◆ WORK REQUIRED ◆
Set down the material below word for word, excluding the pictures.

◆ GIVEN INFORMATION ◆
★ ★ ★ ★ ★ ★ ★

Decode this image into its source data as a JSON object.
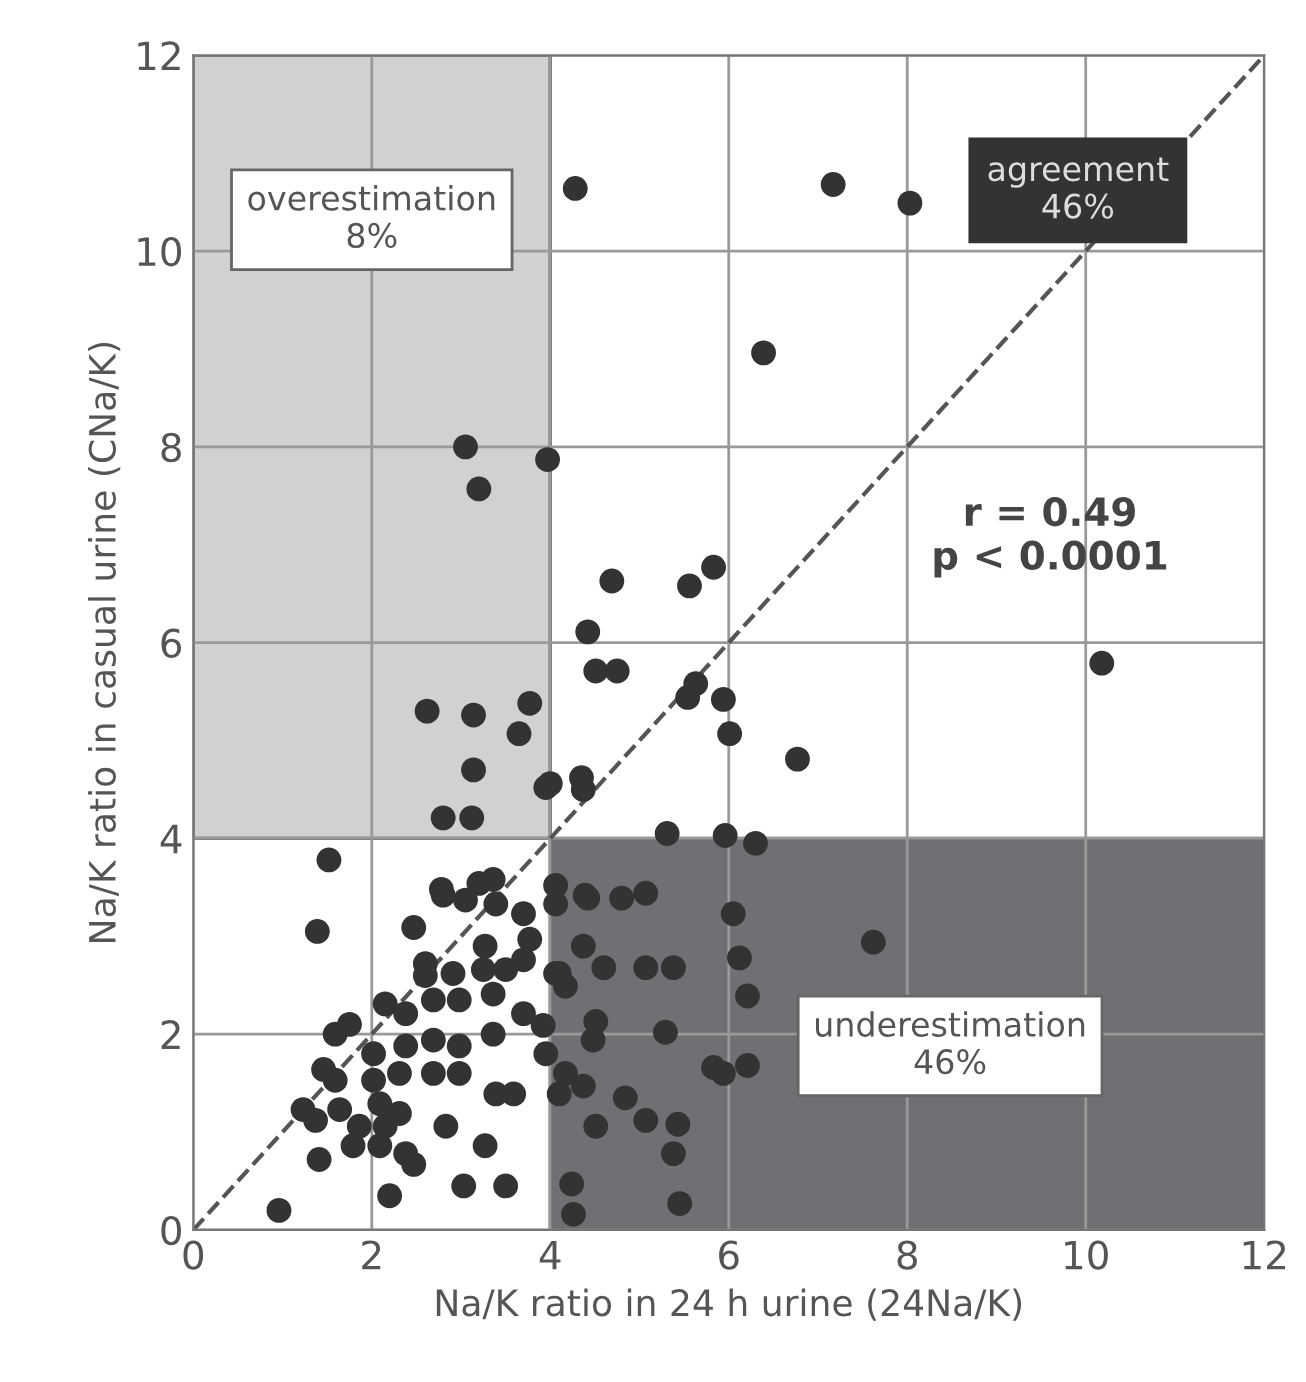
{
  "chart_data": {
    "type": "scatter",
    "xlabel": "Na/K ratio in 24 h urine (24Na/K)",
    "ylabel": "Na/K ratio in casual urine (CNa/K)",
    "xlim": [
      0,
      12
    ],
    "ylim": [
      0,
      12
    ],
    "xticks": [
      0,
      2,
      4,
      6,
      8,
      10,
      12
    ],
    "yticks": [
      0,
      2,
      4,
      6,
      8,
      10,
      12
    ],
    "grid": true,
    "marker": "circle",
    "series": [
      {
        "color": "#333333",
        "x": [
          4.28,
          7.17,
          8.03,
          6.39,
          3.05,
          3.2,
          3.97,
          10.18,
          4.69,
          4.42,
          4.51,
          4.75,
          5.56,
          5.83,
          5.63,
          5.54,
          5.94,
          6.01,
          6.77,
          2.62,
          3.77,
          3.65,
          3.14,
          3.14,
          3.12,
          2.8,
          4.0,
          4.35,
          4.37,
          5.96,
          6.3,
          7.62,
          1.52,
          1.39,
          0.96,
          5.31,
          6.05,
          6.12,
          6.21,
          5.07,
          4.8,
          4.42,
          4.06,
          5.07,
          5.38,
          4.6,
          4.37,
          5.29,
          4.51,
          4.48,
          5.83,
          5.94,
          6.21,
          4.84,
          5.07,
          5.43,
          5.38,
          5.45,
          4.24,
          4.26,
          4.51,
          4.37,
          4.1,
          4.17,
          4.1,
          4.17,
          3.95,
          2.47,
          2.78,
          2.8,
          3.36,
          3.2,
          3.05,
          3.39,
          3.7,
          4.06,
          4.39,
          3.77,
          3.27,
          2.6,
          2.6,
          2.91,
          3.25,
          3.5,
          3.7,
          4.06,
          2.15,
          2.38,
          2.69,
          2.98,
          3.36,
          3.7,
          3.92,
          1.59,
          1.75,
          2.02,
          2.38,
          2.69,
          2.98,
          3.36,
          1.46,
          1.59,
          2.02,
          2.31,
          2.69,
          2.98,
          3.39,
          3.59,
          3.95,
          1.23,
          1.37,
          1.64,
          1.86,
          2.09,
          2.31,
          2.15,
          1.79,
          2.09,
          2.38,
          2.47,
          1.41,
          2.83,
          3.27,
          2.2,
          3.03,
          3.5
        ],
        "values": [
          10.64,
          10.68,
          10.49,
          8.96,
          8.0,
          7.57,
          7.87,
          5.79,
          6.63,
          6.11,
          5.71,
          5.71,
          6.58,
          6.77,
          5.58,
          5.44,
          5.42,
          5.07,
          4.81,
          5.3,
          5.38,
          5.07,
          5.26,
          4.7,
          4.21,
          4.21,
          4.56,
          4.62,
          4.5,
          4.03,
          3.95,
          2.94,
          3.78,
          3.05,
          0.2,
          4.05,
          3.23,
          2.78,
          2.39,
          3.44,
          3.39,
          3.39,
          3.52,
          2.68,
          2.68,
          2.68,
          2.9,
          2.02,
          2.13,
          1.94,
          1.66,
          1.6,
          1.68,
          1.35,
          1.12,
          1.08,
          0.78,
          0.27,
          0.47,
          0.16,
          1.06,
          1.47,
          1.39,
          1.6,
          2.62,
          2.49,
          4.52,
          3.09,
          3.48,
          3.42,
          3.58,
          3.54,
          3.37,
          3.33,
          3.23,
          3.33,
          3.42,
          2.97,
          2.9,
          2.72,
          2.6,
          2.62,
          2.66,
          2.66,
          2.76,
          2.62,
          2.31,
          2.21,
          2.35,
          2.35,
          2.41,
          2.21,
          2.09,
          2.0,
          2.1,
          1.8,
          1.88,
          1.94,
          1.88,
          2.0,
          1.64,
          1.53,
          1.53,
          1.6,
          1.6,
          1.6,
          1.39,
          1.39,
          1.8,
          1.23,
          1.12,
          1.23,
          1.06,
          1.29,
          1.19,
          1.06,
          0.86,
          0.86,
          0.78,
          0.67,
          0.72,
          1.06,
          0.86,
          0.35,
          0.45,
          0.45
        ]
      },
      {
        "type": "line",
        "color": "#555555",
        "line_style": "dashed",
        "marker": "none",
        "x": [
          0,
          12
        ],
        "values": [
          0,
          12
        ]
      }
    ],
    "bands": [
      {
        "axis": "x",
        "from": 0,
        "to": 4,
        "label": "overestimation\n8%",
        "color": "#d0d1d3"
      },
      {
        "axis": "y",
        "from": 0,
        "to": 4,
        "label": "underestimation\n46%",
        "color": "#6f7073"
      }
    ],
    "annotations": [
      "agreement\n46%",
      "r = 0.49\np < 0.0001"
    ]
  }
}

★ ★ ★ ★ ★ ★ ★

◆ ANSWER TO THIS PROBLEM ◆
Decode this image into its source data as a JSON object.
{
  "chart_data": {
    "type": "scatter",
    "xlabel": "Na/K ratio in 24 h urine (24Na/K)",
    "ylabel": "Na/K ratio in casual urine (CNa/K)",
    "xlim": [
      0,
      12
    ],
    "ylim": [
      0,
      12
    ],
    "xticks": [
      0,
      2,
      4,
      6,
      8,
      10,
      12
    ],
    "yticks": [
      0,
      2,
      4,
      6,
      8,
      10,
      12
    ],
    "grid": true,
    "marker": "circle",
    "series": [
      {
        "color": "#333333",
        "x": [
          4.28,
          7.17,
          8.03,
          6.39,
          3.05,
          3.2,
          3.97,
          10.18,
          4.69,
          4.42,
          4.51,
          4.75,
          5.56,
          5.83,
          5.63,
          5.54,
          5.94,
          6.01,
          6.77,
          2.62,
          3.77,
          3.65,
          3.14,
          3.14,
          3.12,
          2.8,
          4.0,
          4.35,
          4.37,
          5.96,
          6.3,
          7.62,
          1.52,
          1.39,
          0.96,
          5.31,
          6.05,
          6.12,
          6.21,
          5.07,
          4.8,
          4.42,
          4.06,
          5.07,
          5.38,
          4.6,
          4.37,
          5.29,
          4.51,
          4.48,
          5.83,
          5.94,
          6.21,
          4.84,
          5.07,
          5.43,
          5.38,
          5.45,
          4.24,
          4.26,
          4.51,
          4.37,
          4.1,
          4.17,
          4.1,
          4.17,
          3.95,
          2.47,
          2.78,
          2.8,
          3.36,
          3.2,
          3.05,
          3.39,
          3.7,
          4.06,
          4.39,
          3.77,
          3.27,
          2.6,
          2.6,
          2.91,
          3.25,
          3.5,
          3.7,
          4.06,
          2.15,
          2.38,
          2.69,
          2.98,
          3.36,
          3.7,
          3.92,
          1.59,
          1.75,
          2.02,
          2.38,
          2.69,
          2.98,
          3.36,
          1.46,
          1.59,
          2.02,
          2.31,
          2.69,
          2.98,
          3.39,
          3.59,
          3.95,
          1.23,
          1.37,
          1.64,
          1.86,
          2.09,
          2.31,
          2.15,
          1.79,
          2.09,
          2.38,
          2.47,
          1.41,
          2.83,
          3.27,
          2.2,
          3.03,
          3.5
        ],
        "values": [
          10.64,
          10.68,
          10.49,
          8.96,
          8.0,
          7.57,
          7.87,
          5.79,
          6.63,
          6.11,
          5.71,
          5.71,
          6.58,
          6.77,
          5.58,
          5.44,
          5.42,
          5.07,
          4.81,
          5.3,
          5.38,
          5.07,
          5.26,
          4.7,
          4.21,
          4.21,
          4.56,
          4.62,
          4.5,
          4.03,
          3.95,
          2.94,
          3.78,
          3.05,
          0.2,
          4.05,
          3.23,
          2.78,
          2.39,
          3.44,
          3.39,
          3.39,
          3.52,
          2.68,
          2.68,
          2.68,
          2.9,
          2.02,
          2.13,
          1.94,
          1.66,
          1.6,
          1.68,
          1.35,
          1.12,
          1.08,
          0.78,
          0.27,
          0.47,
          0.16,
          1.06,
          1.47,
          1.39,
          1.6,
          2.62,
          2.49,
          4.52,
          3.09,
          3.48,
          3.42,
          3.58,
          3.54,
          3.37,
          3.33,
          3.23,
          3.33,
          3.42,
          2.97,
          2.9,
          2.72,
          2.6,
          2.62,
          2.66,
          2.66,
          2.76,
          2.62,
          2.31,
          2.21,
          2.35,
          2.35,
          2.41,
          2.21,
          2.09,
          2.0,
          2.1,
          1.8,
          1.88,
          1.94,
          1.88,
          2.0,
          1.64,
          1.53,
          1.53,
          1.6,
          1.6,
          1.6,
          1.39,
          1.39,
          1.8,
          1.23,
          1.12,
          1.23,
          1.06,
          1.29,
          1.19,
          1.06,
          0.86,
          0.86,
          0.78,
          0.67,
          0.72,
          1.06,
          0.86,
          0.35,
          0.45,
          0.45
        ]
      },
      {
        "type": "line",
        "color": "#555555",
        "line_style": "dashed",
        "marker": "none",
        "x": [
          0,
          12
        ],
        "values": [
          0,
          12
        ]
      }
    ],
    "bands": [
      {
        "axis": "x",
        "from": 0,
        "to": 4,
        "label": "overestimation\n8%",
        "color": "#d0d1d3"
      },
      {
        "axis": "y",
        "from": 0,
        "to": 4,
        "label": "underestimation\n46%",
        "color": "#6f7073"
      }
    ],
    "annotations": [
      "agreement\n46%",
      "r = 0.49\np < 0.0001"
    ]
  }
}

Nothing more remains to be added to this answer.